**TESTO FORNITO:**
----------------

Disegno devozionale piemontese – Madonna con Bambino e offerenti (metà XIX secolo)
Uno sguardo dentro la nascita di un altare: studio ottocentesco per affresco sacro, tra devozione e mano d’artista
💬 Introduzione narrativa
Ci sono opere che nascono per essere viste.
E altre, più rare, che nascono per diventare qualcos’altro.
Questo disegno appartiene alla seconda categoria: è un momento sospeso, un passaggio silenzioso tra l’idea e l’opera definitiva.
Un foglio che conserva ancora l’energia del gesto, la ricerca della forma, il dialogo diretto tra artista e immagine sacra.
🎨 L’opera
Disegno originale su carta assorbente celestina rustica, realizzato a tecnica mista (matita, carboncino e china) nella metà dell’Ottocento, in area piemontese (Valle Formazza).
Le dimensioni generose (cm 40 x 24) e l’impostazione verticale confermano una destinazione progettuale: non un semplice studio, ma un vero bozzetto operativo per una composizione d’altare.
La scena raffigura una Madonna coronata con Bambino, inserita entro una cornice architettonica disegnata con tratto leggero e sicuro, mentre ai piedi si dispongono due figure devote, in dialogo visivo con la Vergine.
🕊️ La storia che porta con sé
L’opera proviene da un fondo di un pittore, e questo dettaglio è determinante.
Non siamo di fronte a un’immagine devozionale generica, ma a un materiale di lavoro, utilizzato per costruire una composizione destinata — con ogni probabilità — a diventare un affresco d’altare.
Lo si percepisce chiaramente:
- nella costruzione dello spazio
- nella definizione delle masse
- nell’equilibrio tra le figure
👉 è un’immagine pensata per essere ingrandita, trasferita, resa definitiva.
👁️ Perché colpisce subito
A differenza di un’opera finita, qui tutto è ancora vivo:
- il tratto non è filtrato
- le correzioni sono visibili
- la mano dell’artista è presente, diretta
È proprio questa autenticità non mediata a creare coinvolgimento.

----------------

**DATI RIPORTATI:**
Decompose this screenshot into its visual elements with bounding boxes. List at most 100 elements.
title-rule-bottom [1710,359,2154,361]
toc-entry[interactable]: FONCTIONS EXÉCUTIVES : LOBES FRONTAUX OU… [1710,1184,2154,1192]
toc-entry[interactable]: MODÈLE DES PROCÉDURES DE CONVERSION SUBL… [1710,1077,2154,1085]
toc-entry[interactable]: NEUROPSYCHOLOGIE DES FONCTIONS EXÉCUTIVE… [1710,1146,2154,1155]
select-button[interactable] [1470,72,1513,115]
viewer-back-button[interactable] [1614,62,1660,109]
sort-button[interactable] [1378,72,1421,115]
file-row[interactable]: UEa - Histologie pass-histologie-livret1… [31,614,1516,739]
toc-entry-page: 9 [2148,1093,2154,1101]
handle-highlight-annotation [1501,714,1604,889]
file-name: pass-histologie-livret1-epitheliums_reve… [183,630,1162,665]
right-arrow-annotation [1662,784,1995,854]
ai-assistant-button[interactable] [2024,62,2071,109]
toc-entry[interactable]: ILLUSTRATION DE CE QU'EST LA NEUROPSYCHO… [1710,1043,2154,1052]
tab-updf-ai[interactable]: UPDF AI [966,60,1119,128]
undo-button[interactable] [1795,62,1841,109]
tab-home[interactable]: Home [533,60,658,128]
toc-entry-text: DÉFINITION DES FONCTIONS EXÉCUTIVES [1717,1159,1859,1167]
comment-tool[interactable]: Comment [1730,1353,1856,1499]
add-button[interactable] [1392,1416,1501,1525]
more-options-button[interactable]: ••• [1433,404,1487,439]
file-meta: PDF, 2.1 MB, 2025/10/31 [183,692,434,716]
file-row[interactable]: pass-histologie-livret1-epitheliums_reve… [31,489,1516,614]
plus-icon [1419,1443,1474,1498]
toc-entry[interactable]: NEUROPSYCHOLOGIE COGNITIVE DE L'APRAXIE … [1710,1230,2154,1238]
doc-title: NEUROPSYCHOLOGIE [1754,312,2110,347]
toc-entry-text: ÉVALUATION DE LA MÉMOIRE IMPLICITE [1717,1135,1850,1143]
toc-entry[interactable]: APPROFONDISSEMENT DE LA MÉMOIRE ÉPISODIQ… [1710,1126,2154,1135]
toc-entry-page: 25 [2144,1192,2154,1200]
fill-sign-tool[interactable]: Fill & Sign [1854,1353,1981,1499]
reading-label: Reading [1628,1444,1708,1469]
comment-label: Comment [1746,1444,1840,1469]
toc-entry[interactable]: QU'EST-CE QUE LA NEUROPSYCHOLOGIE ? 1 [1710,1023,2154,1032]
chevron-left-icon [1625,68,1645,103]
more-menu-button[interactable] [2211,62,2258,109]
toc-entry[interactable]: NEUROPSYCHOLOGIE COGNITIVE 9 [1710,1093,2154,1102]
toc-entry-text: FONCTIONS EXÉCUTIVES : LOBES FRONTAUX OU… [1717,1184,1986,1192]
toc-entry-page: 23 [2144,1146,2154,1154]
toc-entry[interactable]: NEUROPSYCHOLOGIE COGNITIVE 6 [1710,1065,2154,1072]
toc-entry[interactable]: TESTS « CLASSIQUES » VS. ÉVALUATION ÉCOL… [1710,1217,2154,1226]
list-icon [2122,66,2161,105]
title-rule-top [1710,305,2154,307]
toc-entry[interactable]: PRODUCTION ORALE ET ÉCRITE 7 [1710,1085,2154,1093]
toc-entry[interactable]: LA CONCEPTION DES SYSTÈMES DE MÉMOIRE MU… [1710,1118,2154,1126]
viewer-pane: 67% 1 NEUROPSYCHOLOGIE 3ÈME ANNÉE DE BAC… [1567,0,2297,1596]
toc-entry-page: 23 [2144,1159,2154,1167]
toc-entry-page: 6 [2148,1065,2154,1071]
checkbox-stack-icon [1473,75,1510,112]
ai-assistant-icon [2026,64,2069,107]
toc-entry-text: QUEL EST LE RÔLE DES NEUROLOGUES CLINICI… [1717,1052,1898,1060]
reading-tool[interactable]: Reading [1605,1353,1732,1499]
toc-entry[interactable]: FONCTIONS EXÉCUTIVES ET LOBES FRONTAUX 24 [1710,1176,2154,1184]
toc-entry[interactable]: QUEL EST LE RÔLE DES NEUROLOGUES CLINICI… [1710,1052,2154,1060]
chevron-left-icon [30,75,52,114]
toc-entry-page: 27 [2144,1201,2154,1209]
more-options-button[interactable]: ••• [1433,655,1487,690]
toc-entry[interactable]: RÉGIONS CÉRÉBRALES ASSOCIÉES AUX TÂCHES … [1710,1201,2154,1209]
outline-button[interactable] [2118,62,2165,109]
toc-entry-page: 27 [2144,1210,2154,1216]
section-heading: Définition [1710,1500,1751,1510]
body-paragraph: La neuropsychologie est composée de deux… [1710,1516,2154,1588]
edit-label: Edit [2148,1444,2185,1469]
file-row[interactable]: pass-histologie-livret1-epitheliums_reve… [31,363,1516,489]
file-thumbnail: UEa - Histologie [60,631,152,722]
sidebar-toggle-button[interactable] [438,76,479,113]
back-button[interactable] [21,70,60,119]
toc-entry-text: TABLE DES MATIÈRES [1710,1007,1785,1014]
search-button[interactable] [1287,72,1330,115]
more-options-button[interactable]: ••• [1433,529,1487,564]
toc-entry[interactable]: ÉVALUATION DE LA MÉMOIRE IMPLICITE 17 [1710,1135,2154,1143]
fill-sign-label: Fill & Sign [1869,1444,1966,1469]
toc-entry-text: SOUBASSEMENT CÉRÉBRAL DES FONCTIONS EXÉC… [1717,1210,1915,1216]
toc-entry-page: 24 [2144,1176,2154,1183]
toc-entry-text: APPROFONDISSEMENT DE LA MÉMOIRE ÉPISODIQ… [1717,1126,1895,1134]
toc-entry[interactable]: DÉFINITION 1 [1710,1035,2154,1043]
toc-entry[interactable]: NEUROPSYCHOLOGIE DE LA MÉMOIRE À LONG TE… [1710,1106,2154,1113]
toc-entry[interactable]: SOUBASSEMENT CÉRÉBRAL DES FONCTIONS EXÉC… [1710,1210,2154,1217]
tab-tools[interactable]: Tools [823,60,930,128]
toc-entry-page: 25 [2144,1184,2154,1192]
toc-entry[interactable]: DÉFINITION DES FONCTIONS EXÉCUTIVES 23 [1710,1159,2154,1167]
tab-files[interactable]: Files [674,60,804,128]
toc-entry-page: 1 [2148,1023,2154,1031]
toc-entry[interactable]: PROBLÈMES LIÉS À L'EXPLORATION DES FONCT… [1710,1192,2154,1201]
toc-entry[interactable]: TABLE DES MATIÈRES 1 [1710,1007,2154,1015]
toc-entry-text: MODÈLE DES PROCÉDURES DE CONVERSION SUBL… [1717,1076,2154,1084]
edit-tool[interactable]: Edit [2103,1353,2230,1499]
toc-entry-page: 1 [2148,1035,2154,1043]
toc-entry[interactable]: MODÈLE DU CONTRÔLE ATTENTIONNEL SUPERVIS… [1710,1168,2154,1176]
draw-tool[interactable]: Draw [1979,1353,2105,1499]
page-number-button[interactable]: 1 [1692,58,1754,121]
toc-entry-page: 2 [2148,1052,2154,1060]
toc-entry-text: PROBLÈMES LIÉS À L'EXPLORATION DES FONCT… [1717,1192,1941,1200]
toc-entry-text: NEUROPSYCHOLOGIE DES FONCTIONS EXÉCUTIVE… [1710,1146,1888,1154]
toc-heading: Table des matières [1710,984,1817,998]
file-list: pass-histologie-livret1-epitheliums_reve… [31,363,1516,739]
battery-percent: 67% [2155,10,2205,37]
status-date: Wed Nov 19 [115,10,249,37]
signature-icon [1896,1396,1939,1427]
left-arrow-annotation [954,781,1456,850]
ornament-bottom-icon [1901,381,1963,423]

----------------

**RICHIESTA 1:**
Risponda alle seguenti domande sul testo relativo al disegno devozionale piemontese:
(a) Su quale tipo di carta è eseguito il disegno?
(b) Quali sono le dimensioni dell'opera?
(c) Da quale fondo proviene l'opera?
**RICHIESTA 2:** Prosegua il testo sul disegno devozionale piemontese, iniziando subito dopo l'ultima frase riportata.
I record costituiscono materiale distinto dal testo fornito.

**RISPOSTA 1:**
(a) Su carta assorbente celestina rustica.
(b) Cm 40 x 24.
(c) Da un fondo di un pittore.

**RISPOSTA 2:**
Chi osserva non vede solo la Madonna: vede il momento in cui è stata costruita.
🏛️ Valore collezionistico
Questo disegno unisce tre elementi molto ricercati:
- origine certa (fondo di pittore)
- funzione progettuale (studio per affresco)
- forte leggibilità iconografica
È quindi adatto a:
- collezionisti di disegni antichi
- appassionati di arte sacra
- chi cerca un’opera autentica da esporre, con una storia reale
📜 Caratteristiche tecniche
- Epoca: metà XIX secolo
- Area: Piemonte orientale, Valle Formazza
- Tecnica: matita, carboncino e china
- Supporto: carta assorbente celestina rustica
- Dimensioni: cm 40 x 24
🔍 Condizione
Foglio integro, non rifilato, con margini naturali e segni coerenti con l’uso di studio.
La superficie conserva la materia del lavoro: leggere ondulazioni, tracce di manipolazione e una patina che testimonia il tempo.
💡 Perché è un acquisto consapevole
Non stai acquistando un’immagine decorativa.
Stai acquistando:
- un processo creativo visibile
- un passaggio reale di bottega
- un oggetto che ha avuto una funzione concreta nella realizzazione di un’opera più grande
È un acquisto che non si basa solo sull’estetica, ma sulla storia che l’oggetto porta con sé.